What is asked: Write out the whole listing again, exactly.

[Extracted data entries]
--------------------------------
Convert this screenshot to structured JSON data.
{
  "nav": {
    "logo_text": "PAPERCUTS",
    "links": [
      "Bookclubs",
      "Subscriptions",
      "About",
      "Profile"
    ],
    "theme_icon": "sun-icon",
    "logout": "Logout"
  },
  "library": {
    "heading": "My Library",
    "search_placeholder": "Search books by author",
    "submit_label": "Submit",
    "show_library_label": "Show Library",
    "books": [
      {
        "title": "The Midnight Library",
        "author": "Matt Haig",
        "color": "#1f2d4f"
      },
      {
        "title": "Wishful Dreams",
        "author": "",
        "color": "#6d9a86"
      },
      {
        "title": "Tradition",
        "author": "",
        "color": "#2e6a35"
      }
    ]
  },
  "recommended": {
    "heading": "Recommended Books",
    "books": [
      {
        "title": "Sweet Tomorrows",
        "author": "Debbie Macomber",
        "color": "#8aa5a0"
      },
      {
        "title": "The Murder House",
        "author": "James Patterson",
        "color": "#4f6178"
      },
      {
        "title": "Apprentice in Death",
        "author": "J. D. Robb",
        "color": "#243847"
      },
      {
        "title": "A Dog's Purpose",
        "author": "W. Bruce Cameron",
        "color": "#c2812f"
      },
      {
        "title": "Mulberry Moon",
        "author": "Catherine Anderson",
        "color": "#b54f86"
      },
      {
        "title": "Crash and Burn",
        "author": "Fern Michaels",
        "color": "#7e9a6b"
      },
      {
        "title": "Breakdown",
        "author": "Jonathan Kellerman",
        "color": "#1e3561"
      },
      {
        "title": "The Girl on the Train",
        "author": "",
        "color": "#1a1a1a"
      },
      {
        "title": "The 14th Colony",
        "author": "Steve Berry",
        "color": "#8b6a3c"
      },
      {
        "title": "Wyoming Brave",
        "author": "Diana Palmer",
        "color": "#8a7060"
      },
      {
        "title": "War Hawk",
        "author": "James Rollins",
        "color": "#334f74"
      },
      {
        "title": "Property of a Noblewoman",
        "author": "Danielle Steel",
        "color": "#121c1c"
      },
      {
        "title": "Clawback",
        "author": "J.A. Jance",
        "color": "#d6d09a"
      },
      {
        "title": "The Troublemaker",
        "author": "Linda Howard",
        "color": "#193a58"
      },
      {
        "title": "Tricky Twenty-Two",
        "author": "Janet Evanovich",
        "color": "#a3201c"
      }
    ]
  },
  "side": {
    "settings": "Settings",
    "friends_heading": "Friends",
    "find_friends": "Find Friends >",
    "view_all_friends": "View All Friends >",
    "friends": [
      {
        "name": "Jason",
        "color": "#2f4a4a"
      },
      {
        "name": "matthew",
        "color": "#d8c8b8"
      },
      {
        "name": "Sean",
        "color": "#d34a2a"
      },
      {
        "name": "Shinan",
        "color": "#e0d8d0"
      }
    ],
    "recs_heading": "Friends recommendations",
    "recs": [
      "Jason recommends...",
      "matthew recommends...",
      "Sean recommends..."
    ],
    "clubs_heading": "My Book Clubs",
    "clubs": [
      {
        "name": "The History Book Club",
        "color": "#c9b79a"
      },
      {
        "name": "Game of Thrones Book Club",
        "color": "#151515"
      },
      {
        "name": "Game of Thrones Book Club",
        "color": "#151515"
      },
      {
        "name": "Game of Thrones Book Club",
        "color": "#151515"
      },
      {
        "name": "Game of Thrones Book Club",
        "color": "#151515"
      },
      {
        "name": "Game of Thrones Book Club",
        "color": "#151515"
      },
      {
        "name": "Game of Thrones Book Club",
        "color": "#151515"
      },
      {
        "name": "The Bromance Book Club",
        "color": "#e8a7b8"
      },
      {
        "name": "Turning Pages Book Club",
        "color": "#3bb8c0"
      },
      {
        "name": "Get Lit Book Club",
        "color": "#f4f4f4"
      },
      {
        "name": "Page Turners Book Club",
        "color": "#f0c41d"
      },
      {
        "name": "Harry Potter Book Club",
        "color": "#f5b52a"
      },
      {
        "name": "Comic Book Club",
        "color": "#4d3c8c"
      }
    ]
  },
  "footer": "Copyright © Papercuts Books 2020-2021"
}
--------------------------------
Answer to the exercise:
Convert this screenshot to structured JSON data.
{
  "nav": {
    "logo_text": "PAPERCUTS",
    "links": [
      "Bookclubs",
      "Subscriptions",
      "About",
      "Profile"
    ],
    "theme_icon": "sun-icon",
    "logout": "Logout"
  },
  "library": {
    "heading": "My Library",
    "search_placeholder": "Search books by author",
    "submit_label": "Submit",
    "show_library_label": "Show Library",
    "books": [
      {
        "title": "The Midnight Library",
        "author": "Matt Haig",
        "color": "#1f2d4f"
      },
      {
        "title": "Wishful Dreams",
        "author": "",
        "color": "#6d9a86"
      },
      {
        "title": "Tradition",
        "author": "",
        "color": "#2e6a35"
      }
    ]
  },
  "recommended": {
    "heading": "Recommended Books",
    "books": [
      {
        "title": "Sweet Tomorrows",
        "author": "Debbie Macomber",
        "color": "#8aa5a0"
      },
      {
        "title": "The Murder House",
        "author": "James Patterson",
        "color": "#4f6178"
      },
      {
        "title": "Apprentice in Death",
        "author": "J. D. Robb",
        "color": "#243847"
      },
      {
        "title": "A Dog's Purpose",
        "author": "W. Bruce Cameron",
        "color": "#c2812f"
      },
      {
        "title": "Mulberry Moon",
        "author": "Catherine Anderson",
        "color": "#b54f86"
      },
      {
        "title": "Crash and Burn",
        "author": "Fern Michaels",
        "color": "#7e9a6b"
      },
      {
        "title": "Breakdown",
        "author": "Jonathan Kellerman",
        "color": "#1e3561"
      },
      {
        "title": "The Girl on the Train",
        "author": "",
        "color": "#1a1a1a"
      },
      {
        "title": "The 14th Colony",
        "author": "Steve Berry",
        "color": "#8b6a3c"
      },
      {
        "title": "Wyoming Brave",
        "author": "Diana Palmer",
        "color": "#8a7060"
      },
      {
        "title": "War Hawk",
        "author": "James Rollins",
        "color": "#334f74"
      },
      {
        "title": "Property of a Noblewoman",
        "author": "Danielle Steel",
        "color": "#121c1c"
      },
      {
        "title": "Clawback",
        "author": "J.A. Jance",
        "color": "#d6d09a"
      },
      {
        "title": "The Troublemaker",
        "author": "Linda Howard",
        "color": "#193a58"
      },
      {
        "title": "Tricky Twenty-Two",
        "author": "Janet Evanovich",
        "color": "#a3201c"
      }
    ]
  },
  "side": {
    "settings": "Settings",
    "friends_heading": "Friends",
    "find_friends": "Find Friends >",
    "view_all_friends": "View All Friends >",
    "friends": [
      {
        "name": "Jason",
        "color": "#2f4a4a"
      },
      {
        "name": "matthew",
        "color": "#d8c8b8"
      },
      {
        "name": "Sean",
        "color": "#d34a2a"
      },
      {
        "name": "Shinan",
        "color": "#e0d8d0"
      }
    ],
    "recs_heading": "Friends recommendations",
    "recs": [
      "Jason recommends...",
      "matthew recommends...",
      "Sean recommends..."
    ],
    "clubs_heading": "My Book Clubs",
    "clubs": [
      {
        "name": "The History Book Club",
        "color": "#c9b79a"
      },
      {
        "name": "Game of Thrones Book Club",
        "color": "#151515"
      },
      {
        "name": "Game of Thrones Book Club",
        "color": "#151515"
      },
      {
        "name": "Game of Thrones Book Club",
        "color": "#151515"
      },
      {
        "name": "Game of Thrones Book Club",
        "color": "#151515"
      },
      {
        "name": "Game of Thrones Book Club",
        "color": "#151515"
      },
      {
        "name": "Game of Thrones Book Club",
        "color": "#151515"
      },
      {
        "name": "The Bromance Book Club",
        "color": "#e8a7b8"
      },
      {
        "name": "Turning Pages Book Club",
        "color": "#3bb8c0"
      },
      {
        "name": "Get Lit Book Club",
        "color": "#f4f4f4"
      },
      {
        "name": "Page Turners Book Club",
        "color": "#f0c41d"
      },
      {
        "name": "Harry Potter Book Club",
        "color": "#f5b52a"
      },
      {
        "name": "Comic Book Club",
        "color": "#4d3c8c"
      }
    ]
  },
  "footer": "Copyright © Papercuts Books 2020-2021"
}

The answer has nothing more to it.